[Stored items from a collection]

───

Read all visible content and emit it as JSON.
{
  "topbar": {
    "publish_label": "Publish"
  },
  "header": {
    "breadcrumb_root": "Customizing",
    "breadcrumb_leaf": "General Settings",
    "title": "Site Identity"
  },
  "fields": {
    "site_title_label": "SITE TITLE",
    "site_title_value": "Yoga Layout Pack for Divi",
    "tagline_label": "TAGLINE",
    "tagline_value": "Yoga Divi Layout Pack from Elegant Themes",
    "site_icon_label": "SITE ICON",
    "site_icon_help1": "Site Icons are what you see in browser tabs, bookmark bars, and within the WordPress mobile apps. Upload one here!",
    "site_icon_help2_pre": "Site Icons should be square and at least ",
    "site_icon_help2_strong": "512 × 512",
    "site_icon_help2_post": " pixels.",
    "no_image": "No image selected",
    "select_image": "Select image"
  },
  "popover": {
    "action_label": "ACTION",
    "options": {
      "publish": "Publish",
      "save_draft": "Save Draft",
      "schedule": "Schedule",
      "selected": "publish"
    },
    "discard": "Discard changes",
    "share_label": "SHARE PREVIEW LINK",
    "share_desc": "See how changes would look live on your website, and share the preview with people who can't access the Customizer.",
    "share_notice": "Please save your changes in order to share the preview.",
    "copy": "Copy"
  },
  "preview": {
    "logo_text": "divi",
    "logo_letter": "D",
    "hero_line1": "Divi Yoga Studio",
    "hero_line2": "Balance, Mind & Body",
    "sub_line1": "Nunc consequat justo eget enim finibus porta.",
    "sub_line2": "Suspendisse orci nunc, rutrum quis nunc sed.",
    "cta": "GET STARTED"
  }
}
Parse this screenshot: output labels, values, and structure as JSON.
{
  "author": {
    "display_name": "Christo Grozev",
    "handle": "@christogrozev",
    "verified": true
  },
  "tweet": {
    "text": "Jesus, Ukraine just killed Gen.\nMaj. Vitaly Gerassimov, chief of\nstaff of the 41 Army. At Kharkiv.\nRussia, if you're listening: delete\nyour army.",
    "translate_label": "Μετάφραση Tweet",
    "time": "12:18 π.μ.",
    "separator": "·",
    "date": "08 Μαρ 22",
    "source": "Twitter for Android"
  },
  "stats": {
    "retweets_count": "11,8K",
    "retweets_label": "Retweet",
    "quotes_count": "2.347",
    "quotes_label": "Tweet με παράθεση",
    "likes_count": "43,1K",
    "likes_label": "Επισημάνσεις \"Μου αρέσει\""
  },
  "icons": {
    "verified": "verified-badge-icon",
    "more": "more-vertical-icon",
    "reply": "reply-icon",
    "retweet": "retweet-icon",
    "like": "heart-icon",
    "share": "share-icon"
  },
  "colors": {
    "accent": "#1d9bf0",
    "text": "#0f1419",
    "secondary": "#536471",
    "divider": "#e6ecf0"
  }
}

───

- Stated problem:
Scan the material and collect every line that contains "changes".

- Answer to this problem:
    "discard": "Discard changes",
    "share_desc": "See how changes would look live on your website, and share the preview with people who can't access the Customizer.",
    "share_notice": "Please save your changes in order to share the preview.",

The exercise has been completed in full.